### Exercise requirements
Every record must be repeated exactly, with no omission.

### Dataset excerpts

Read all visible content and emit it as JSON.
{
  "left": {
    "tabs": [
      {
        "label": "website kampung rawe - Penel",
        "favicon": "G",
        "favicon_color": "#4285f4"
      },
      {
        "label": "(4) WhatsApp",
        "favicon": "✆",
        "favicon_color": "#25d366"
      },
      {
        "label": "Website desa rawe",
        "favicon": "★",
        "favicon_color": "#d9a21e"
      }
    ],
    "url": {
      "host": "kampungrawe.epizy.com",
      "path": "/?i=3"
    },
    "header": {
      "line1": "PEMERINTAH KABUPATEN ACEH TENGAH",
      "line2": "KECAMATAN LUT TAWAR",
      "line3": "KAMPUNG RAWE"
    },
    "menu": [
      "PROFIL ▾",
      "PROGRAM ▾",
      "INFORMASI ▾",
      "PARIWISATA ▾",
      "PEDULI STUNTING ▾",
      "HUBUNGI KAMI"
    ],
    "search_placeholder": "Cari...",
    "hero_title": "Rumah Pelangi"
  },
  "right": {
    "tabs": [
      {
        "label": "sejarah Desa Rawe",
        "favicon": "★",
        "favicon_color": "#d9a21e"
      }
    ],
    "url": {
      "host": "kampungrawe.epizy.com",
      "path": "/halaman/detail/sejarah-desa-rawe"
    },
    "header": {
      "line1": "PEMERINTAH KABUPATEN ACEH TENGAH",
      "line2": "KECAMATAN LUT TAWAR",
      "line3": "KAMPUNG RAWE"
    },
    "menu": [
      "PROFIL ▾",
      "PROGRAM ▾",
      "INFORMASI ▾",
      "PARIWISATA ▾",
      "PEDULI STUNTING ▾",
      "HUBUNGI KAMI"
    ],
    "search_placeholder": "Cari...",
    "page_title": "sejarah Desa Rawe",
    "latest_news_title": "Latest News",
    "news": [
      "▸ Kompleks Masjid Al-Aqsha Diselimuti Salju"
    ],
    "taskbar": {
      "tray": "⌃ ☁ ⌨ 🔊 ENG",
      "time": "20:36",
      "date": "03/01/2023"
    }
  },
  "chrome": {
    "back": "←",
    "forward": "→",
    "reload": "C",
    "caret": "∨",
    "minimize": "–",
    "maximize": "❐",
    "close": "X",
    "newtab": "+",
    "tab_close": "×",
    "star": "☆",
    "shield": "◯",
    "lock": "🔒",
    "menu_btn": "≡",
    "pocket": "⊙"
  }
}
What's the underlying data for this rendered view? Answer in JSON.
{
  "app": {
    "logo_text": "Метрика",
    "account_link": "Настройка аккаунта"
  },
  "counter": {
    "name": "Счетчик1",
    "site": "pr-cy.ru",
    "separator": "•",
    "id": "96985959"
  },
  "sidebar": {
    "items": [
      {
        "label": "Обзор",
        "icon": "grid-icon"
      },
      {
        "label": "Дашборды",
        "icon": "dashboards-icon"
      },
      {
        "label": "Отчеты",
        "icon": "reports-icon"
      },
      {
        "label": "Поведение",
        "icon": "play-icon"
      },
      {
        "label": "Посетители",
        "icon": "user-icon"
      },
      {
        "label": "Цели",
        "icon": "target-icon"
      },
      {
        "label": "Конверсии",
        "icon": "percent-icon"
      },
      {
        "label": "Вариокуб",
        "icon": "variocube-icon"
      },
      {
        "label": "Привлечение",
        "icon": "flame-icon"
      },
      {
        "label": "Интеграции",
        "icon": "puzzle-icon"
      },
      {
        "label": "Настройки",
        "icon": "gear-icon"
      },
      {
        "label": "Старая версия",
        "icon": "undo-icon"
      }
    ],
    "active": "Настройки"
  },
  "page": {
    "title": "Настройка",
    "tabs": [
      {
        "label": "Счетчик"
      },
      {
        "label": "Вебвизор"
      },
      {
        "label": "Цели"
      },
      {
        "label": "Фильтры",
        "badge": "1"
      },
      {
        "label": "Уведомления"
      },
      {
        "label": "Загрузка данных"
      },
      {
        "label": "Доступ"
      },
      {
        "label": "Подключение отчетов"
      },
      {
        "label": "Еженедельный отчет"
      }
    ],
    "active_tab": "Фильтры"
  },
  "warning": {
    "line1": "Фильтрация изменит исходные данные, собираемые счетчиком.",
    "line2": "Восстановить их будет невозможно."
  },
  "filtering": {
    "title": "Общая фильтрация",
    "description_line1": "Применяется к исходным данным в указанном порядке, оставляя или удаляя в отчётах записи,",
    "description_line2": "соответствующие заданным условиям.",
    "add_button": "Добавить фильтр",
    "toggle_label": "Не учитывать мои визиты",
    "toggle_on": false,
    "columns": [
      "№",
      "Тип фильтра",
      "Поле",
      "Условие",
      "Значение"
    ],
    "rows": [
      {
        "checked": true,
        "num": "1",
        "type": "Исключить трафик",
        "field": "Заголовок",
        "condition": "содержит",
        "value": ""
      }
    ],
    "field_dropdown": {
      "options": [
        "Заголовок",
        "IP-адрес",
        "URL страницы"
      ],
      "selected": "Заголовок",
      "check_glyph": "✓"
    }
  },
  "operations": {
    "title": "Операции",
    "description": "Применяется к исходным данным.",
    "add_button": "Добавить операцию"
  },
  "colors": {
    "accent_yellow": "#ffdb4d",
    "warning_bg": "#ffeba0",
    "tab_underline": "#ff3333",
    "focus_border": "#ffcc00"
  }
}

### Expected output
Read all visible content and emit it as JSON.
{
  "left": {
    "tabs": [
      {
        "label": "website kampung rawe - Penel",
        "favicon": "G",
        "favicon_color": "#4285f4"
      },
      {
        "label": "(4) WhatsApp",
        "favicon": "✆",
        "favicon_color": "#25d366"
      },
      {
        "label": "Website desa rawe",
        "favicon": "★",
        "favicon_color": "#d9a21e"
      }
    ],
    "url": {
      "host": "kampungrawe.epizy.com",
      "path": "/?i=3"
    },
    "header": {
      "line1": "PEMERINTAH KABUPATEN ACEH TENGAH",
      "line2": "KECAMATAN LUT TAWAR",
      "line3": "KAMPUNG RAWE"
    },
    "menu": [
      "PROFIL ▾",
      "PROGRAM ▾",
      "INFORMASI ▾",
      "PARIWISATA ▾",
      "PEDULI STUNTING ▾",
      "HUBUNGI KAMI"
    ],
    "search_placeholder": "Cari...",
    "hero_title": "Rumah Pelangi"
  },
  "right": {
    "tabs": [
      {
        "label": "sejarah Desa Rawe",
        "favicon": "★",
        "favicon_color": "#d9a21e"
      }
    ],
    "url": {
      "host": "kampungrawe.epizy.com",
      "path": "/halaman/detail/sejarah-desa-rawe"
    },
    "header": {
      "line1": "PEMERINTAH KABUPATEN ACEH TENGAH",
      "line2": "KECAMATAN LUT TAWAR",
      "line3": "KAMPUNG RAWE"
    },
    "menu": [
      "PROFIL ▾",
      "PROGRAM ▾",
      "INFORMASI ▾",
      "PARIWISATA ▾",
      "PEDULI STUNTING ▾",
      "HUBUNGI KAMI"
    ],
    "search_placeholder": "Cari...",
    "page_title": "sejarah Desa Rawe",
    "latest_news_title": "Latest News",
    "news": [
      "▸ Kompleks Masjid Al-Aqsha Diselimuti Salju"
    ],
    "taskbar": {
      "tray": "⌃ ☁ ⌨ 🔊 ENG",
      "time": "20:36",
      "date": "03/01/2023"
    }
  },
  "chrome": {
    "back": "←",
    "forward": "→",
    "reload": "C",
    "caret": "∨",
    "minimize": "–",
    "maximize": "❐",
    "close": "X",
    "newtab": "+",
    "tab_close": "×",
    "star": "☆",
    "shield": "◯",
    "lock": "🔒",
    "menu_btn": "≡",
    "pocket": "⊙"
  }
}
What's the underlying data for this rendered view? Answer in JSON.
{
  "app": {
    "logo_text": "Метрика",
    "account_link": "Настройка аккаунта"
  },
  "counter": {
    "name": "Счетчик1",
    "site": "pr-cy.ru",
    "separator": "•",
    "id": "96985959"
  },
  "sidebar": {
    "items": [
      {
        "label": "Обзор",
        "icon": "grid-icon"
      },
      {
        "label": "Дашборды",
        "icon": "dashboards-icon"
      },
      {
        "label": "Отчеты",
        "icon": "reports-icon"
      },
      {
        "label": "Поведение",
        "icon": "play-icon"
      },
      {
        "label": "Посетители",
        "icon": "user-icon"
      },
      {
        "label": "Цели",
        "icon": "target-icon"
      },
      {
        "label": "Конверсии",
        "icon": "percent-icon"
      },
      {
        "label": "Вариокуб",
        "icon": "variocube-icon"
      },
      {
        "label": "Привлечение",
        "icon": "flame-icon"
      },
      {
        "label": "Интеграции",
        "icon": "puzzle-icon"
      },
      {
        "label": "Настройки",
        "icon": "gear-icon"
      },
      {
        "label": "Старая версия",
        "icon": "undo-icon"
      }
    ],
    "active": "Настройки"
  },
  "page": {
    "title": "Настройка",
    "tabs": [
      {
        "label": "Счетчик"
      },
      {
        "label": "Вебвизор"
      },
      {
        "label": "Цели"
      },
      {
        "label": "Фильтры",
        "badge": "1"
      },
      {
        "label": "Уведомления"
      },
      {
        "label": "Загрузка данных"
      },
      {
        "label": "Доступ"
      },
      {
        "label": "Подключение отчетов"
      },
      {
        "label": "Еженедельный отчет"
      }
    ],
    "active_tab": "Фильтры"
  },
  "warning": {
    "line1": "Фильтрация изменит исходные данные, собираемые счетчиком.",
    "line2": "Восстановить их будет невозможно."
  },
  "filtering": {
    "title": "Общая фильтрация",
    "description_line1": "Применяется к исходным данным в указанном порядке, оставляя или удаляя в отчётах записи,",
    "description_line2": "соответствующие заданным условиям.",
    "add_button": "Добавить фильтр",
    "toggle_label": "Не учитывать мои визиты",
    "toggle_on": false,
    "columns": [
      "№",
      "Тип фильтра",
      "Поле",
      "Условие",
      "Значение"
    ],
    "rows": [
      {
        "checked": true,
        "num": "1",
        "type": "Исключить трафик",
        "field": "Заголовок",
        "condition": "содержит",
        "value": ""
      }
    ],
    "field_dropdown": {
      "options": [
        "Заголовок",
        "IP-адрес",
        "URL страницы"
      ],
      "selected": "Заголовок",
      "check_glyph": "✓"
    }
  },
  "operations": {
    "title": "Операции",
    "description": "Применяется к исходным данным.",
    "add_button": "Добавить операцию"
  },
  "colors": {
    "accent_yellow": "#ffdb4d",
    "warning_bg": "#ffeba0",
    "tab_underline": "#ff3333",
    "focus_border": "#ffcc00"
  }
}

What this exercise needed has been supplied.